## Problem to solve
Sort through the entries below and pull out lines containing the word "speedometer".

## Provided data
• • • •

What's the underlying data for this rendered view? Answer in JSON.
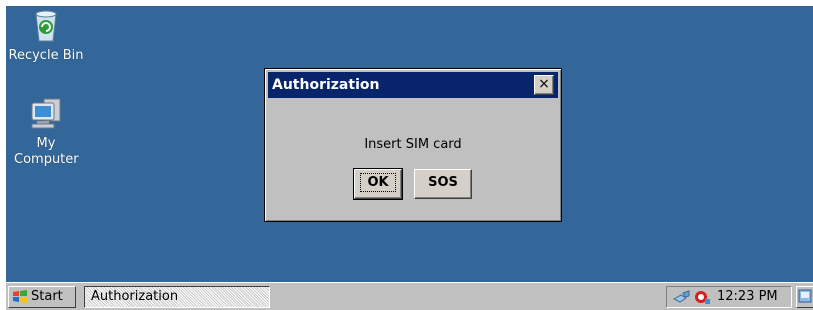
{
  "desktop": {
    "background": "#336699",
    "icons": [
      {
        "label": "Recycle Bin",
        "icon": "recycle-bin-icon"
      },
      {
        "label": "My Computer",
        "icon": "my-computer-icon"
      }
    ]
  },
  "dialog": {
    "title": "Authorization",
    "close_label": "×",
    "message": "Insert SIM card",
    "ok_label": "OK",
    "sos_label": "SOS",
    "title_color": "#08246b"
  },
  "taskbar": {
    "start_label": "Start",
    "task_label": "Authorization",
    "clock": "12:23 PM"
  }
}
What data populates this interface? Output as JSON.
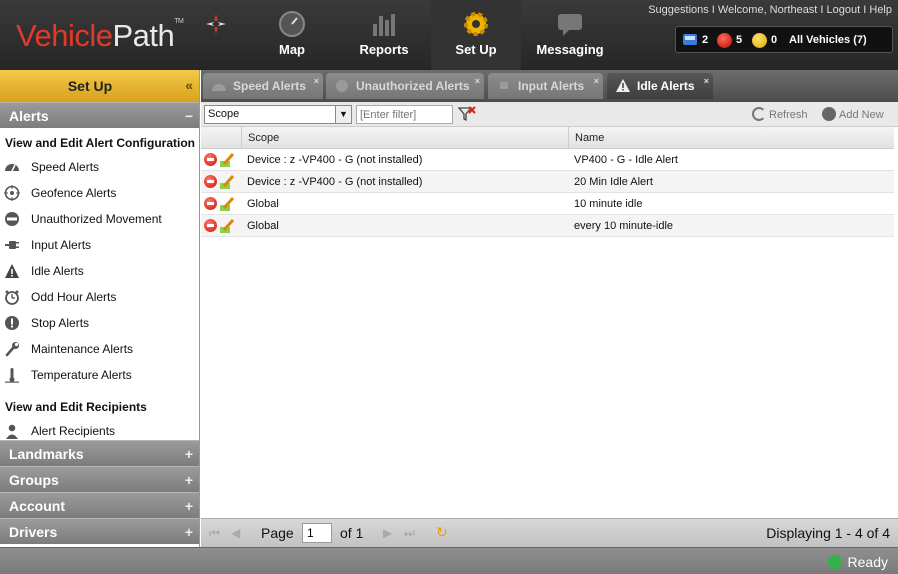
{
  "app": {
    "logo_part1": "Vehicle",
    "logo_part2": "Path",
    "logo_tm": "TM"
  },
  "nav": [
    {
      "label": "Map",
      "icon": "speedometer-icon"
    },
    {
      "label": "Reports",
      "icon": "bar-chart-icon"
    },
    {
      "label": "Set Up",
      "icon": "gear-icon",
      "active": true
    },
    {
      "label": "Messaging",
      "icon": "speech-bubble-icon"
    }
  ],
  "top_links": {
    "suggestions": "Suggestions",
    "welcome": "Welcome, Northeast",
    "logout": "Logout",
    "help": "Help"
  },
  "vehicle_status": {
    "blue_count": "2",
    "red_count": "5",
    "yellow_count": "0",
    "label": "All Vehicles (7)"
  },
  "left_panel": {
    "title": "Set Up",
    "collapse": "«",
    "alerts": {
      "header": "Alerts",
      "toggle": "−",
      "section1": "View and Edit Alert Configuration",
      "items": [
        {
          "label": "Speed Alerts",
          "icon": "speedometer-icon"
        },
        {
          "label": "Geofence Alerts",
          "icon": "geofence-icon"
        },
        {
          "label": "Unauthorized Movement",
          "icon": "no-entry-icon"
        },
        {
          "label": "Input Alerts",
          "icon": "plug-icon"
        },
        {
          "label": "Idle Alerts",
          "icon": "warning-icon"
        },
        {
          "label": "Odd Hour Alerts",
          "icon": "alarm-clock-icon"
        },
        {
          "label": "Stop Alerts",
          "icon": "stop-icon"
        },
        {
          "label": "Maintenance Alerts",
          "icon": "wrench-icon"
        },
        {
          "label": "Temperature Alerts",
          "icon": "thermometer-icon"
        }
      ],
      "section2": "View and Edit Recipients",
      "recipients": {
        "label": "Alert Recipients",
        "icon": "person-icon"
      }
    },
    "collapsed_sections": [
      {
        "label": "Landmarks",
        "toggle": "+"
      },
      {
        "label": "Groups",
        "toggle": "+"
      },
      {
        "label": "Account",
        "toggle": "+"
      },
      {
        "label": "Drivers",
        "toggle": "+"
      }
    ]
  },
  "tabs": [
    {
      "label": "Speed Alerts",
      "close": "×"
    },
    {
      "label": "Unauthorized Alerts",
      "close": "×"
    },
    {
      "label": "Input Alerts",
      "close": "×"
    },
    {
      "label": "Idle Alerts",
      "close": "×",
      "active": true
    }
  ],
  "toolbar": {
    "scope_value": "Scope",
    "filter_placeholder": "[Enter filter]",
    "refresh_label": "Refresh",
    "add_new_label": "Add New"
  },
  "grid": {
    "columns": [
      "Scope",
      "Name"
    ],
    "rows": [
      {
        "scope": "Device : z -VP400 - G (not installed)",
        "name": "VP400 - G - Idle Alert"
      },
      {
        "scope": "Device : z -VP400 - G (not installed)",
        "name": "20 Min Idle Alert"
      },
      {
        "scope": "Global",
        "name": "10 minute idle"
      },
      {
        "scope": "Global",
        "name": "every 10 minute-idle"
      }
    ]
  },
  "pager": {
    "page_label": "Page",
    "page_value": "1",
    "of_label": "of 1",
    "display_text": "Displaying 1 - 4 of 4"
  },
  "status": {
    "ready": "Ready"
  },
  "colors": {
    "accent": "#f0c040",
    "brand_red": "#e23a2a",
    "header": "#2c2c2c"
  }
}
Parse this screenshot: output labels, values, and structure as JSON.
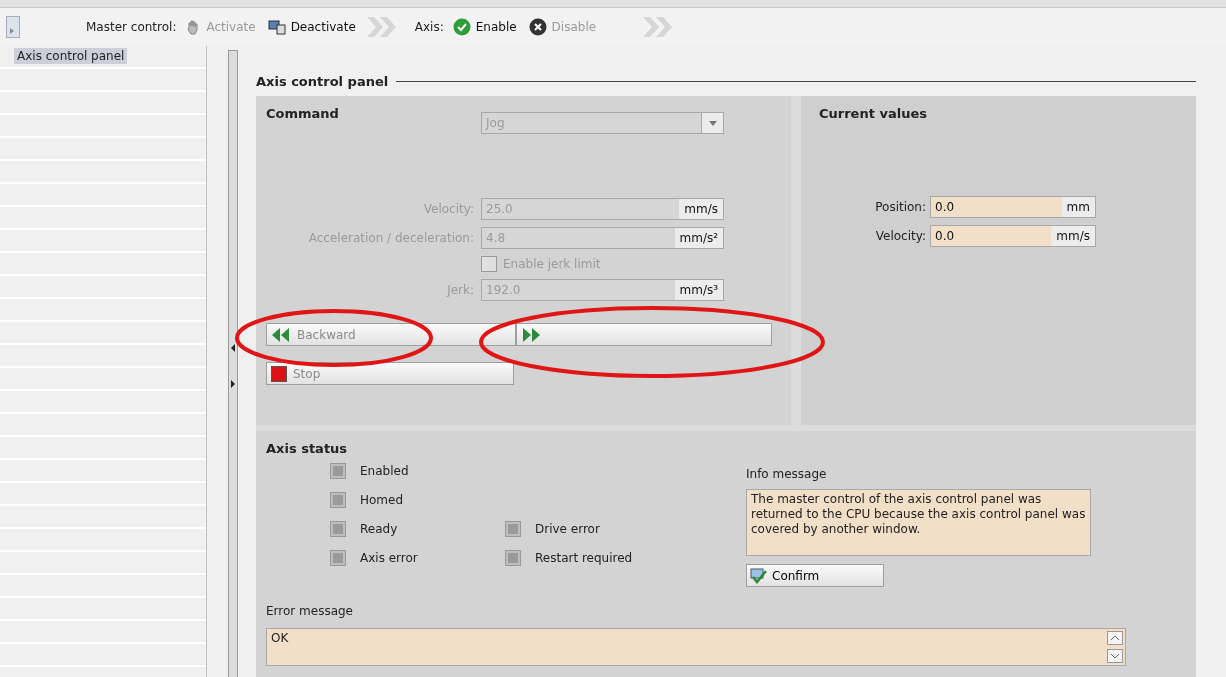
{
  "toolbar": {
    "master_control_label": "Master control:",
    "master_buttons": [
      {
        "kind": "activate",
        "label": "Activate",
        "disabled": true
      },
      {
        "kind": "deactivate",
        "label": "Deactivate",
        "disabled": false
      }
    ],
    "axis_label": "Axis:",
    "axis_buttons": [
      {
        "kind": "enable",
        "label": "Enable",
        "disabled": false
      },
      {
        "kind": "disable",
        "label": "Disable",
        "disabled": true
      }
    ]
  },
  "sidebar": {
    "items": [
      {
        "label": "Axis control panel",
        "selected": true
      }
    ]
  },
  "panel_title": "Axis control panel",
  "command": {
    "title": "Command",
    "disabled": true,
    "mode": "Jog",
    "rows": [
      {
        "kind": "field",
        "label": "Velocity:",
        "value": "25.0",
        "unit": "mm/s"
      },
      {
        "kind": "field",
        "label": "Acceleration / deceleration:",
        "value": "4.8",
        "unit": "mm/s²"
      },
      {
        "kind": "checkbox",
        "label": "Enable jerk limit",
        "checked": false
      },
      {
        "kind": "field",
        "label": "Jerk:",
        "value": "192.0",
        "unit": "mm/s³"
      }
    ],
    "buttons": [
      {
        "kind": "backward",
        "label": "Backward"
      },
      {
        "kind": "forward"
      },
      {
        "kind": "stop",
        "label": "Stop"
      }
    ]
  },
  "current_values": {
    "title": "Current values",
    "fields": [
      {
        "label": "Position:",
        "value": "0.0",
        "unit": "mm"
      },
      {
        "label": "Velocity:",
        "value": "0.0",
        "unit": "mm/s"
      }
    ]
  },
  "axis_status": {
    "title": "Axis status",
    "indicators_left": [
      {
        "label": "Enabled",
        "on": false
      },
      {
        "label": "Homed",
        "on": false
      },
      {
        "label": "Ready",
        "on": false
      },
      {
        "label": "Axis error",
        "on": false
      }
    ],
    "indicators_right": [
      {
        "label": "Drive error",
        "on": false
      },
      {
        "label": "Restart required",
        "on": false
      }
    ],
    "info_label": "Info message",
    "info_text": "The master control of the axis control panel was returned to the CPU because the axis control panel was covered by another window.",
    "confirm": "Confirm",
    "error_label": "Error message",
    "error_text": "OK"
  }
}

• • • •

## Written solution
      "icon": "speedometer-icon"
          "icon": "speedometer-icon"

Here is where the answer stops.